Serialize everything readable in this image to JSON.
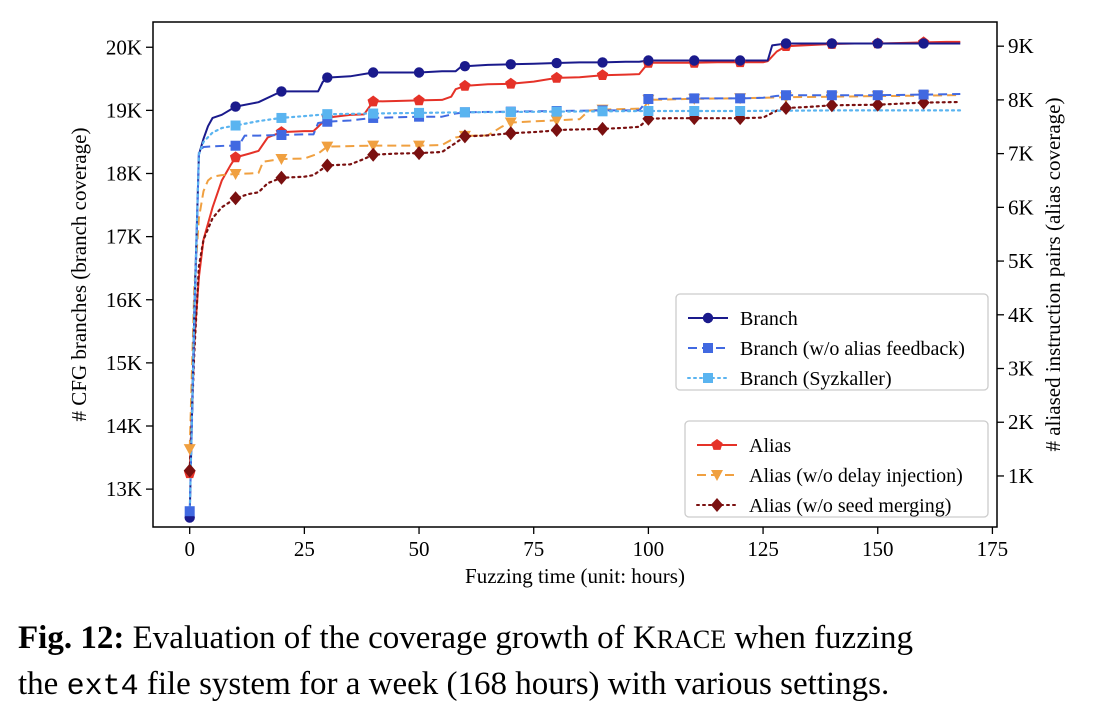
{
  "chart_data": {
    "type": "line",
    "xlabel": "Fuzzing time (unit: hours)",
    "ylabel_left": "# CFG branches (branch coverage)",
    "ylabel_right": "# aliased instruction pairs (alias coverage)",
    "xlim": [
      -8,
      176
    ],
    "xticks": [
      0,
      25,
      50,
      75,
      100,
      125,
      150,
      175
    ],
    "xtick_labels": [
      "0",
      "25",
      "50",
      "75",
      "100",
      "125",
      "150",
      "175"
    ],
    "ylim_left": [
      12400,
      20400
    ],
    "yticks_left": [
      13000,
      14000,
      15000,
      16000,
      17000,
      18000,
      19000,
      20000
    ],
    "ytick_labels_left": [
      "13K",
      "14K",
      "15K",
      "16K",
      "17K",
      "18K",
      "19K",
      "20K"
    ],
    "ylim_right": [
      50,
      9450
    ],
    "yticks_right": [
      1000,
      2000,
      3000,
      4000,
      5000,
      6000,
      7000,
      8000,
      9000
    ],
    "ytick_labels_right": [
      "1K",
      "2K",
      "3K",
      "4K",
      "5K",
      "6K",
      "7K",
      "8K",
      "9K"
    ],
    "legend_top_position": "center-right",
    "legend_bottom_position": "bottom-right",
    "series": [
      {
        "name": "Branch",
        "axis": "left",
        "color": "#1a1a8c",
        "style": "solid",
        "marker": "circle",
        "group": "top",
        "x": [
          0,
          1,
          2,
          3,
          4,
          5,
          7,
          10,
          15,
          20,
          25,
          28,
          29,
          30,
          35,
          40,
          45,
          50,
          55,
          58,
          59,
          60,
          65,
          70,
          75,
          80,
          85,
          90,
          95,
          98,
          99,
          100,
          105,
          110,
          115,
          120,
          125,
          126,
          127,
          130,
          135,
          140,
          145,
          150,
          155,
          160,
          165,
          168
        ],
        "y": [
          12550,
          15800,
          18300,
          18550,
          18750,
          18880,
          18930,
          19060,
          19130,
          19300,
          19300,
          19300,
          19450,
          19520,
          19540,
          19600,
          19600,
          19600,
          19620,
          19620,
          19680,
          19700,
          19720,
          19730,
          19740,
          19750,
          19760,
          19760,
          19770,
          19770,
          19780,
          19790,
          19790,
          19790,
          19790,
          19790,
          19790,
          19790,
          20030,
          20060,
          20060,
          20060,
          20060,
          20060,
          20060,
          20060,
          20060,
          20060
        ],
        "marker_x": [
          0,
          10,
          20,
          30,
          40,
          50,
          60,
          70,
          80,
          90,
          100,
          110,
          120,
          130,
          140,
          150,
          160
        ]
      },
      {
        "name": "Branch (w/o alias feedback)",
        "axis": "left",
        "color": "#4169e1",
        "style": "dashed",
        "marker": "square",
        "group": "top",
        "x": [
          0,
          1,
          2,
          3,
          5,
          8,
          10,
          11,
          12,
          15,
          20,
          25,
          27,
          28,
          30,
          35,
          40,
          50,
          55,
          58,
          60,
          70,
          80,
          90,
          98,
          100,
          110,
          120,
          125,
          128,
          130,
          140,
          150,
          160,
          168
        ],
        "y": [
          12650,
          15500,
          18350,
          18420,
          18430,
          18440,
          18440,
          18480,
          18600,
          18600,
          18610,
          18620,
          18620,
          18800,
          18820,
          18840,
          18880,
          18900,
          18900,
          18950,
          18970,
          18980,
          18990,
          19000,
          19000,
          19180,
          19190,
          19190,
          19200,
          19230,
          19240,
          19240,
          19240,
          19250,
          19260
        ],
        "marker_x": [
          0,
          10,
          20,
          30,
          40,
          50,
          60,
          70,
          80,
          90,
          100,
          110,
          120,
          130,
          140,
          150,
          160
        ]
      },
      {
        "name": "Branch (Syzkaller)",
        "axis": "left",
        "color": "#5ab4f0",
        "style": "dotted",
        "marker": "square",
        "group": "top",
        "x": [
          0,
          1,
          2,
          3,
          5,
          7,
          10,
          15,
          20,
          25,
          30,
          40,
          50,
          60,
          70,
          80,
          90,
          100,
          110,
          120,
          130,
          140,
          150,
          160,
          168
        ],
        "y": [
          12600,
          15800,
          18300,
          18500,
          18650,
          18720,
          18760,
          18830,
          18880,
          18910,
          18940,
          18950,
          18960,
          18970,
          18975,
          18980,
          18985,
          18990,
          18990,
          18990,
          18995,
          19000,
          19000,
          19000,
          19000
        ],
        "marker_x": [
          10,
          20,
          30,
          40,
          50,
          60,
          70,
          80,
          90,
          100,
          110,
          120
        ]
      },
      {
        "name": "Alias",
        "axis": "right",
        "color": "#e53228",
        "style": "solid",
        "marker": "pentagon",
        "group": "bottom",
        "x": [
          0,
          1,
          2,
          3,
          5,
          7,
          9,
          10,
          13,
          15,
          17,
          20,
          25,
          27,
          28,
          30,
          35,
          38,
          40,
          45,
          50,
          55,
          57,
          58,
          60,
          65,
          70,
          75,
          80,
          85,
          90,
          95,
          98,
          100,
          105,
          110,
          115,
          120,
          125,
          126,
          128,
          130,
          135,
          140,
          145,
          150,
          155,
          160,
          165,
          168
        ],
        "y": [
          1050,
          3500,
          4700,
          5400,
          6000,
          6500,
          6800,
          6930,
          7000,
          7050,
          7300,
          7400,
          7420,
          7420,
          7500,
          7670,
          7720,
          7730,
          7970,
          7980,
          7990,
          8000,
          8060,
          8200,
          8260,
          8290,
          8300,
          8340,
          8410,
          8420,
          8460,
          8470,
          8480,
          8690,
          8690,
          8690,
          8700,
          8700,
          8700,
          8720,
          8900,
          9000,
          9020,
          9040,
          9050,
          9050,
          9060,
          9070,
          9080,
          9080
        ],
        "marker_x": [
          0,
          10,
          20,
          30,
          40,
          50,
          60,
          70,
          80,
          90,
          100,
          110,
          120,
          130,
          140,
          150,
          160
        ]
      },
      {
        "name": "Alias (w/o delay injection)",
        "axis": "right",
        "color": "#f0a040",
        "style": "dashed",
        "marker": "triangle-down",
        "group": "bottom",
        "x": [
          0,
          1,
          2,
          3,
          4,
          5,
          7,
          10,
          13,
          15,
          16,
          20,
          25,
          28,
          30,
          35,
          40,
          45,
          50,
          55,
          58,
          60,
          65,
          68,
          70,
          75,
          80,
          85,
          87,
          90,
          95,
          99,
          100,
          105,
          110,
          120,
          130,
          140,
          150,
          160,
          168
        ],
        "y": [
          1500,
          4500,
          5800,
          6300,
          6500,
          6570,
          6600,
          6620,
          6630,
          6640,
          6850,
          6900,
          6910,
          7000,
          7130,
          7140,
          7150,
          7150,
          7150,
          7160,
          7300,
          7330,
          7340,
          7500,
          7580,
          7600,
          7620,
          7640,
          7800,
          7820,
          7830,
          7840,
          8000,
          8010,
          8020,
          8030,
          8050,
          8060,
          8070,
          8080,
          8090
        ],
        "marker_x": [
          0,
          10,
          20,
          30,
          40,
          50,
          60,
          70,
          80,
          90,
          100,
          110,
          120,
          130,
          140,
          150,
          160
        ]
      },
      {
        "name": "Alias (w/o seed merging)",
        "axis": "right",
        "color": "#7a1010",
        "style": "dotted",
        "marker": "diamond",
        "group": "bottom",
        "x": [
          0,
          1,
          2,
          3,
          5,
          7,
          10,
          13,
          15,
          17,
          20,
          25,
          27,
          30,
          35,
          38,
          40,
          45,
          50,
          55,
          58,
          60,
          65,
          70,
          75,
          78,
          80,
          85,
          90,
          95,
          98,
          100,
          105,
          110,
          115,
          120,
          125,
          128,
          130,
          135,
          140,
          150,
          160,
          168
        ],
        "y": [
          1100,
          3300,
          4900,
          5400,
          5800,
          6000,
          6170,
          6250,
          6280,
          6450,
          6550,
          6570,
          6600,
          6780,
          6800,
          6900,
          6980,
          7000,
          7010,
          7030,
          7200,
          7320,
          7340,
          7380,
          7400,
          7420,
          7440,
          7450,
          7460,
          7480,
          7500,
          7650,
          7660,
          7660,
          7660,
          7660,
          7670,
          7800,
          7850,
          7870,
          7900,
          7910,
          7950,
          7960
        ],
        "marker_x": [
          0,
          10,
          20,
          30,
          40,
          50,
          60,
          70,
          80,
          90,
          100,
          110,
          120,
          130,
          140,
          150,
          160
        ]
      }
    ]
  },
  "caption": {
    "label": "Fig. 12:",
    "text_before": "Evaluation of the coverage growth of",
    "system_initial": "K",
    "system_rest": "RACE",
    "text_mid": "when fuzzing",
    "line2_before": "the",
    "filesystem": "ext4",
    "line2_after": "file system for a week (168 hours) with various settings."
  }
}
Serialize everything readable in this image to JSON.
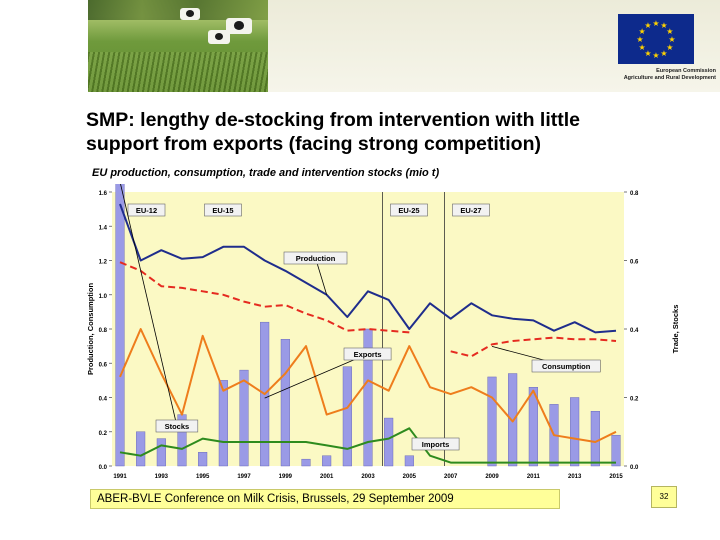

• [Task statement]:
Pull out all lines containing the word "hours" from the entries above.

• [Response to this exercise]:
    "xlabel": "Fuzzing time (unit: hours)",
    "line2_after": "file system for a week (168 hours) with various settings."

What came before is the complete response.